--- Start Records to use ---
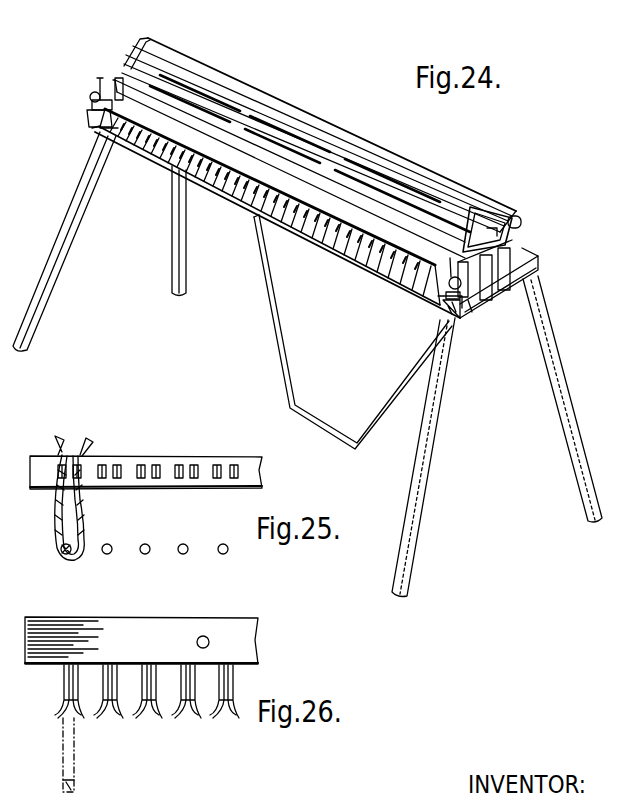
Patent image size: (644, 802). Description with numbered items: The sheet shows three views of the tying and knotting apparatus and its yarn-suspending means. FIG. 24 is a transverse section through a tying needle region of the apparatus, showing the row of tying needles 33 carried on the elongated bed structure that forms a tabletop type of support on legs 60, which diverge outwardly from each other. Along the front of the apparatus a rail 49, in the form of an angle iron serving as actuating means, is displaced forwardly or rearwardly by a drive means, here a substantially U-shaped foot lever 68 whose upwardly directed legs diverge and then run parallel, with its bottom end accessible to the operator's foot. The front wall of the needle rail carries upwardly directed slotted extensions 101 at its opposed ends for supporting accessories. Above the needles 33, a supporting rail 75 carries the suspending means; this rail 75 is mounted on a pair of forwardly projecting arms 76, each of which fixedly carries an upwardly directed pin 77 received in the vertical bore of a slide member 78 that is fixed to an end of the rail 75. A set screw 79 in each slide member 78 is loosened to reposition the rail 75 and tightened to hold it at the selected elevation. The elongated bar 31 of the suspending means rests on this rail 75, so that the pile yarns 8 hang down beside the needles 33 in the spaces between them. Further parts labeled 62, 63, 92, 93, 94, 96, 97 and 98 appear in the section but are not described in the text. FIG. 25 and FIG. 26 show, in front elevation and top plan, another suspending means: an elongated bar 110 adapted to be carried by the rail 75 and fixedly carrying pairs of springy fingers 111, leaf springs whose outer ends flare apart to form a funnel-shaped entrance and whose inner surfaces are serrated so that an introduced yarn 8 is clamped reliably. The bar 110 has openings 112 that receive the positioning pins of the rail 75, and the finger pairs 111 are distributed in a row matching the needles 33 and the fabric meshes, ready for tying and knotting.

In FIG. 25, the pile yarns 8 is at (56, 522).
In FIG. 24, the elongated bar 31 is at (107, 130).
In FIG. 24, the tying needles 33 is at (236, 200).
In FIG. 25, the tying needles 33 is at (143, 553).
In FIG. 24, the rail (actuating means) 49 is at (503, 282).
In FIG. 24, the legs 60 is at (103, 183).
In FIG. 24, the end rail edge 62 is at (520, 254).
In FIG. 24, the end rail corner 63 is at (539, 265).
In FIG. 24, the foot lever 68 is at (373, 432).
In FIG. 24, the supporting rail 75 is at (92, 104).
In FIG. 24, the forwardly projecting arms 76 is at (94, 120).
In FIG. 24, the upwardly directed pin 77 is at (100, 80).
In FIG. 24, the slide member 78 is at (113, 80).
In FIG. 24, the set screw 79 is at (90, 95).
In FIG. 24, the post 92 is at (484, 292).
In FIG. 24, the lid 93 is at (143, 41).
In FIG. 24, the lid hook 94 is at (515, 217).
In FIG. 24, the end cap 96 is at (473, 208).
In FIG. 24, the lid channel 97 is at (214, 85).
In FIG. 24, the lid channel 98 is at (240, 122).
In FIG. 24, the slotted extensions 101 is at (470, 312).
In FIG. 25, the elongated bar 110 is at (190, 464).
In FIG. 26, the elongated bar 110 is at (180, 631).
In FIG. 25, the springy fingers 111 is at (104, 465).
In FIG. 26, the openings 112 is at (207, 636).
--- End Records to use ---
What is required: Rewrite the records above with every "tying and knotting" changed to "knotting and tying" and everything else unchanged. Leave the pictures out of your answer.

Exercise answer:
Patent image size: (644, 802). Description with numbered items: The sheet shows three views of the knotting and tying apparatus and its yarn-suspending means. FIG. 24 is a transverse section through a tying needle region of the apparatus, showing the row of tying needles 33 carried on the elongated bed structure that forms a tabletop type of support on legs 60, which diverge outwardly from each other. Along the front of the apparatus a rail 49, in the form of an angle iron serving as actuating means, is displaced forwardly or rearwardly by a drive means, here a substantially U-shaped foot lever 68 whose upwardly directed legs diverge and then run parallel, with its bottom end accessible to the operator's foot. The front wall of the needle rail carries upwardly directed slotted extensions 101 at its opposed ends for supporting accessories. Above the needles 33, a supporting rail 75 carries the suspending means; this rail 75 is mounted on a pair of forwardly projecting arms 76, each of which fixedly carries an upwardly directed pin 77 received in the vertical bore of a slide member 78 that is fixed to an end of the rail 75. A set screw 79 in each slide member 78 is loosened to reposition the rail 75 and tightened to hold it at the selected elevation. The elongated bar 31 of the suspending means rests on this rail 75, so that the pile yarns 8 hang down beside the needles 33 in the spaces between them. Further parts labeled 62, 63, 92, 93, 94, 96, 97 and 98 appear in the section but are not described in the text. FIG. 25 and FIG. 26 show, in front elevation and top plan, another suspending means: an elongated bar 110 adapted to be carried by the rail 75 and fixedly carrying pairs of springy fingers 111, leaf springs whose outer ends flare apart to form a funnel-shaped entrance and whose inner surfaces are serrated so that an introduced yarn 8 is clamped reliably. The bar 110 has openings 112 that receive the positioning pins of the rail 75, and the finger pairs 111 are distributed in a row matching the needles 33 and the fabric meshes, ready for knotting and tying.

In FIG. 25, the pile yarns 8 is at (56, 522).
In FIG. 24, the elongated bar 31 is at (107, 130).
In FIG. 24, the tying needles 33 is at (236, 200).
In FIG. 25, the tying needles 33 is at (143, 553).
In FIG. 24, the rail (actuating means) 49 is at (503, 282).
In FIG. 24, the legs 60 is at (103, 183).
In FIG. 24, the end rail edge 62 is at (520, 254).
In FIG. 24, the end rail corner 63 is at (539, 265).
In FIG. 24, the foot lever 68 is at (373, 432).
In FIG. 24, the supporting rail 75 is at (92, 104).
In FIG. 24, the forwardly projecting arms 76 is at (94, 120).
In FIG. 24, the upwardly directed pin 77 is at (100, 80).
In FIG. 24, the slide member 78 is at (113, 80).
In FIG. 24, the set screw 79 is at (90, 95).
In FIG. 24, the post 92 is at (484, 292).
In FIG. 24, the lid 93 is at (143, 41).
In FIG. 24, the lid hook 94 is at (515, 217).
In FIG. 24, the end cap 96 is at (473, 208).
In FIG. 24, the lid channel 97 is at (214, 85).
In FIG. 24, the lid channel 98 is at (240, 122).
In FIG. 24, the slotted extensions 101 is at (470, 312).
In FIG. 25, the elongated bar 110 is at (190, 464).
In FIG. 26, the elongated bar 110 is at (180, 631).
In FIG. 25, the springy fingers 111 is at (104, 465).
In FIG. 26, the openings 112 is at (207, 636).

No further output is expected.